Dataset entries
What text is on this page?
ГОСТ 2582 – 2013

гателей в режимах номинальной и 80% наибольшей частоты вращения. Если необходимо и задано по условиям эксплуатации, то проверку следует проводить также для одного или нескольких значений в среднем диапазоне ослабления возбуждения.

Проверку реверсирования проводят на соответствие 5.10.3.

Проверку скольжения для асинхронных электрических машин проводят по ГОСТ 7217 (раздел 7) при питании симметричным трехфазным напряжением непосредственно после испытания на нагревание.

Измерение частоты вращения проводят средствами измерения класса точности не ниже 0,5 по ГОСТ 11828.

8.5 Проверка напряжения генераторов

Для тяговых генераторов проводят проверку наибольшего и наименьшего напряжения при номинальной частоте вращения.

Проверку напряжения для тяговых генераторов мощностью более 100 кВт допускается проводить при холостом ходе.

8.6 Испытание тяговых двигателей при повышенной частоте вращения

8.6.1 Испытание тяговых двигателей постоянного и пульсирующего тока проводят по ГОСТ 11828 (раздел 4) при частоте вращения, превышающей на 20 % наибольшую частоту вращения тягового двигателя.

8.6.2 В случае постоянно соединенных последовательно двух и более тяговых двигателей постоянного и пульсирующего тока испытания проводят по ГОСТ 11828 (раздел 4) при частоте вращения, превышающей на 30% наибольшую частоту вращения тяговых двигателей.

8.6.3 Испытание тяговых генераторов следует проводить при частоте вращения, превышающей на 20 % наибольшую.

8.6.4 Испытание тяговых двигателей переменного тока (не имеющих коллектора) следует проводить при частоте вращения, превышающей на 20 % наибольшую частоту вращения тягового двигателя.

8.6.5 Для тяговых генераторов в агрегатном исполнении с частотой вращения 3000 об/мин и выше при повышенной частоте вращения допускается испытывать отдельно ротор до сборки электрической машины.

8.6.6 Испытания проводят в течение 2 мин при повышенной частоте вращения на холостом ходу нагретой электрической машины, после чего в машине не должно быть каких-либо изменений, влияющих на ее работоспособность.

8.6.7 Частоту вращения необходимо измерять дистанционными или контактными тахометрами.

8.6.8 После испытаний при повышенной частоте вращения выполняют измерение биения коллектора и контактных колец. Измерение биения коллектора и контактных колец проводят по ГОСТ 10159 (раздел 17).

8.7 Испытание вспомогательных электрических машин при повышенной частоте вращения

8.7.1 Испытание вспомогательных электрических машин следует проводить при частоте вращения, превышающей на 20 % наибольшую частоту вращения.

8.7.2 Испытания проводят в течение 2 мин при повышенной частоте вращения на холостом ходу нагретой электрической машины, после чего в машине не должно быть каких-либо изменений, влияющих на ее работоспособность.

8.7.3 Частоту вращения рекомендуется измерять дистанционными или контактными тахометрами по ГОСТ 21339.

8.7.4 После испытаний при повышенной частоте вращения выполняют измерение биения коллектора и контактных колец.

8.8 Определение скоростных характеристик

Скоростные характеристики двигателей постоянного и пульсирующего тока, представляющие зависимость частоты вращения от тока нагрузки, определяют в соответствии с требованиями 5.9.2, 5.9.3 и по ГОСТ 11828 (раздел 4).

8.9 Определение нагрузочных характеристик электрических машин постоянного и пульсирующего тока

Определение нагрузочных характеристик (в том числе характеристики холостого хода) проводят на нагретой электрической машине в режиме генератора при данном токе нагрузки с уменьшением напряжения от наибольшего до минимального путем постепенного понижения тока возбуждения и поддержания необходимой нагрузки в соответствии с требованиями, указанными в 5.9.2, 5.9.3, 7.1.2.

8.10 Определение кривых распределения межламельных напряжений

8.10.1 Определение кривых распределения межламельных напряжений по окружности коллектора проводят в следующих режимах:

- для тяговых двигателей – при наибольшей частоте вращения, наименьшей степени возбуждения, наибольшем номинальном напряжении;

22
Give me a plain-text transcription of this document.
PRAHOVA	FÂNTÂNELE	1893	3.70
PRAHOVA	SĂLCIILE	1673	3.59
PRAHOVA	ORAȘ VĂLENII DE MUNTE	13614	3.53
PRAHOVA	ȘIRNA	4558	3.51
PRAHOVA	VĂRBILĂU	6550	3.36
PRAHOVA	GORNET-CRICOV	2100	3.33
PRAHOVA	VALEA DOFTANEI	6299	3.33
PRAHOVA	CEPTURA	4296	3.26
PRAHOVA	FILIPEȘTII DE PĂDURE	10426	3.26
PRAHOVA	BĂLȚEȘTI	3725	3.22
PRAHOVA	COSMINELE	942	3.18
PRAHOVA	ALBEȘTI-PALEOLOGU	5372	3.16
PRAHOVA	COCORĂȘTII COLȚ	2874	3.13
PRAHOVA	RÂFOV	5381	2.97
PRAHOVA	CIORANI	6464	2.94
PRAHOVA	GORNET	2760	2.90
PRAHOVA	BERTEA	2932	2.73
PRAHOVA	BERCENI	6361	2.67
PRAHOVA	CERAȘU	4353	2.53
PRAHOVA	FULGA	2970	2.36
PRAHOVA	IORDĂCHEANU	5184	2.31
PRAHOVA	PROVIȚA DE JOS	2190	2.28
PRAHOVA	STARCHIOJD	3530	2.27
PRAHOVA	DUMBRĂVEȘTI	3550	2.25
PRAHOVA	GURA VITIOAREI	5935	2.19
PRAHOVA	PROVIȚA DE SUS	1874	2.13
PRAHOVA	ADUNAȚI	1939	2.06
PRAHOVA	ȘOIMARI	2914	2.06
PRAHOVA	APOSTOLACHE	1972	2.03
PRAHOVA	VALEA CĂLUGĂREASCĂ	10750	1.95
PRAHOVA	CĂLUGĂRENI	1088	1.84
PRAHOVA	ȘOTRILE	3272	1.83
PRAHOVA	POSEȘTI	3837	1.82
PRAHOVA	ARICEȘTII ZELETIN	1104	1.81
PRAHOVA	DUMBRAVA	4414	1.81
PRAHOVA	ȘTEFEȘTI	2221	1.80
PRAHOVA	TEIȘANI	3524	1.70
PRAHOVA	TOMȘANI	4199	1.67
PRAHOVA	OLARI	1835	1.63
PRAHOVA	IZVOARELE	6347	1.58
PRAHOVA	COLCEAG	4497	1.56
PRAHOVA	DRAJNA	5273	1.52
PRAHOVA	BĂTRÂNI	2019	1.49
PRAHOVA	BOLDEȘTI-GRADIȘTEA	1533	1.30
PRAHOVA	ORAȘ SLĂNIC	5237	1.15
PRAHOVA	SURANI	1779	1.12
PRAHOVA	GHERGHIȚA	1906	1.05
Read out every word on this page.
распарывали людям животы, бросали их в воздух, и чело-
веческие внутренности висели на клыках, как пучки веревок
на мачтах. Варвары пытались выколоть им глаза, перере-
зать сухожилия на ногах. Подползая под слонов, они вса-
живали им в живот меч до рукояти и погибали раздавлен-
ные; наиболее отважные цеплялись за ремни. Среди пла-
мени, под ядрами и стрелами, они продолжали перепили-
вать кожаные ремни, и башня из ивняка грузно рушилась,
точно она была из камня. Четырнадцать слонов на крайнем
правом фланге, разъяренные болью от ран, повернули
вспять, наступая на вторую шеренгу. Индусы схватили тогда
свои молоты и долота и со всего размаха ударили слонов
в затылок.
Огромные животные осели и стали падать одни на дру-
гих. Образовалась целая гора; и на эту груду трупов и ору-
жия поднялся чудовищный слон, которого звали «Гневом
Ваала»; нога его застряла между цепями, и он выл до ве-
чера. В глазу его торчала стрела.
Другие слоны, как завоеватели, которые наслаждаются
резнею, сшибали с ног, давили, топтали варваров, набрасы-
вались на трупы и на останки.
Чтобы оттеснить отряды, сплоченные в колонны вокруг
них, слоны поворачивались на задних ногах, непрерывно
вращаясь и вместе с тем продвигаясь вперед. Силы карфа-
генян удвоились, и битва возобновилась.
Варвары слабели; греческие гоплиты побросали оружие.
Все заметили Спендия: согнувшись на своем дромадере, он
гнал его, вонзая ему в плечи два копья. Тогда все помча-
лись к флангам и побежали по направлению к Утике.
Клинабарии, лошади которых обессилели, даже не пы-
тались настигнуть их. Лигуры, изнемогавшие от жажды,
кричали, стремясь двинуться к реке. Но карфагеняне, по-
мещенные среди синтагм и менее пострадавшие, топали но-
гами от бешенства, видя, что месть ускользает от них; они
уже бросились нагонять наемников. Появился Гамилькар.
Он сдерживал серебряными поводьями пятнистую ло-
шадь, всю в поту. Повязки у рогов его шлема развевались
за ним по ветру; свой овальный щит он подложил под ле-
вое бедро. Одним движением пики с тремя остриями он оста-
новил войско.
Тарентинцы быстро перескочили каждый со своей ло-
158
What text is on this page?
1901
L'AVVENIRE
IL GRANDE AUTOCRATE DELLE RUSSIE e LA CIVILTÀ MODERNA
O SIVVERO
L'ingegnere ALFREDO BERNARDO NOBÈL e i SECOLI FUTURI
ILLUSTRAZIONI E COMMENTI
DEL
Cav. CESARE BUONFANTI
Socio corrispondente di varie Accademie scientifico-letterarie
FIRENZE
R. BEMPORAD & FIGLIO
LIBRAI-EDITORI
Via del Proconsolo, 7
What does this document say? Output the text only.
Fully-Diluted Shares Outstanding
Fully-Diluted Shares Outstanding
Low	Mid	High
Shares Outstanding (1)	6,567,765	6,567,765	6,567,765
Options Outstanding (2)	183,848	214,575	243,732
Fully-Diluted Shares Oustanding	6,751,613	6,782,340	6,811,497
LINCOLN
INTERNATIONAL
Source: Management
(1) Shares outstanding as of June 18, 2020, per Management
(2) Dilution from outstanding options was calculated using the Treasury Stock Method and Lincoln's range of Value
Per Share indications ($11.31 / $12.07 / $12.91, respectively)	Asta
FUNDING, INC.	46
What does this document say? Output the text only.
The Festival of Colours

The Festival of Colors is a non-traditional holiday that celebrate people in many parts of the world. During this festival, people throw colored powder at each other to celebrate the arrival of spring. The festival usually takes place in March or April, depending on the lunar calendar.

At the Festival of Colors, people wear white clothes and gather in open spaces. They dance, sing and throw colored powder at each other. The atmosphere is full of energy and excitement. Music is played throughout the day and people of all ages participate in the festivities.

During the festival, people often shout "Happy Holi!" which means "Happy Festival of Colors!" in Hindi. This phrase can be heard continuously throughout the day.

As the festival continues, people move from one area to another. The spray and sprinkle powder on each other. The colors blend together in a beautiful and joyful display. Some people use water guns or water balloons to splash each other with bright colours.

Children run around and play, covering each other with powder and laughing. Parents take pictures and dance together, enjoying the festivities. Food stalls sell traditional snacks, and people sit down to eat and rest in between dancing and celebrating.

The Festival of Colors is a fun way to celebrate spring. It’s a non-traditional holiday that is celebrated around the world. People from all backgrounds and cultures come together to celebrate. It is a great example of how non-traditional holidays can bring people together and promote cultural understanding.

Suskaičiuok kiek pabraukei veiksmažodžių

The exercise: Which lines above contain the word "colored"? Copy each of them.

Response below:
The Festival of Colors is a non-traditional holiday that celebrate people in many parts of the world. During this festival, people throw colored powder at each other to celebrate the arrival of spring. The festival usually takes place in March or April, depending on the lunar calendar.
At the Festival of Colors, people wear white clothes and gather in open spaces. They dance, sing and throw colored powder at each other. The atmosphere is full of energy and excitement. Music is played throughout the day and people of all ages participate in the festivities.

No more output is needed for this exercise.